Exercise requirements —
Reproduce the whole listing, character for character.
-- Begin Data to use --
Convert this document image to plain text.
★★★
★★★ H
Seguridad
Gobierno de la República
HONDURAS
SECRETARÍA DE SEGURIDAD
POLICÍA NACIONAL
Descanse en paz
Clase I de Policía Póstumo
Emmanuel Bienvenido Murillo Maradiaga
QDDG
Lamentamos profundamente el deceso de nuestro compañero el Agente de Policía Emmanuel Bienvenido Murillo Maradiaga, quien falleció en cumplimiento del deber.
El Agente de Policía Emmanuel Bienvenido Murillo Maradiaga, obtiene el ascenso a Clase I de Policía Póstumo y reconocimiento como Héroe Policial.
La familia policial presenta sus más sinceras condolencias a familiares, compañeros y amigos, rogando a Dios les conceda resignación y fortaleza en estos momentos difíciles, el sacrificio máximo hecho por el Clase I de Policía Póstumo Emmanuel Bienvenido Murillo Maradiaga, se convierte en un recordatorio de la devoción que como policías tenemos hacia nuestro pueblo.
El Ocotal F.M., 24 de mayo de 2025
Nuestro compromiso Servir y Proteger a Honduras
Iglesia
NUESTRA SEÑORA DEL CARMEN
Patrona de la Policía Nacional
-- End Data to use --
Written solution —
Convert this document image to plain text.
★★★
★★★ H
Seguridad
Gobierno de la República
HONDURAS
SECRETARÍA DE SEGURIDAD
POLICÍA NACIONAL
Descanse en paz
Clase I de Policía Póstumo
Emmanuel Bienvenido Murillo Maradiaga
QDDG
Lamentamos profundamente el deceso de nuestro compañero el Agente de Policía Emmanuel Bienvenido Murillo Maradiaga, quien falleció en cumplimiento del deber.
El Agente de Policía Emmanuel Bienvenido Murillo Maradiaga, obtiene el ascenso a Clase I de Policía Póstumo y reconocimiento como Héroe Policial.
La familia policial presenta sus más sinceras condolencias a familiares, compañeros y amigos, rogando a Dios les conceda resignación y fortaleza en estos momentos difíciles, el sacrificio máximo hecho por el Clase I de Policía Póstumo Emmanuel Bienvenido Murillo Maradiaga, se convierte en un recordatorio de la devoción que como policías tenemos hacia nuestro pueblo.
El Ocotal F.M., 24 de mayo de 2025
Nuestro compromiso Servir y Proteger a Honduras
Iglesia
NUESTRA SEÑORA DEL CARMEN
Patrona de la Policía Nacional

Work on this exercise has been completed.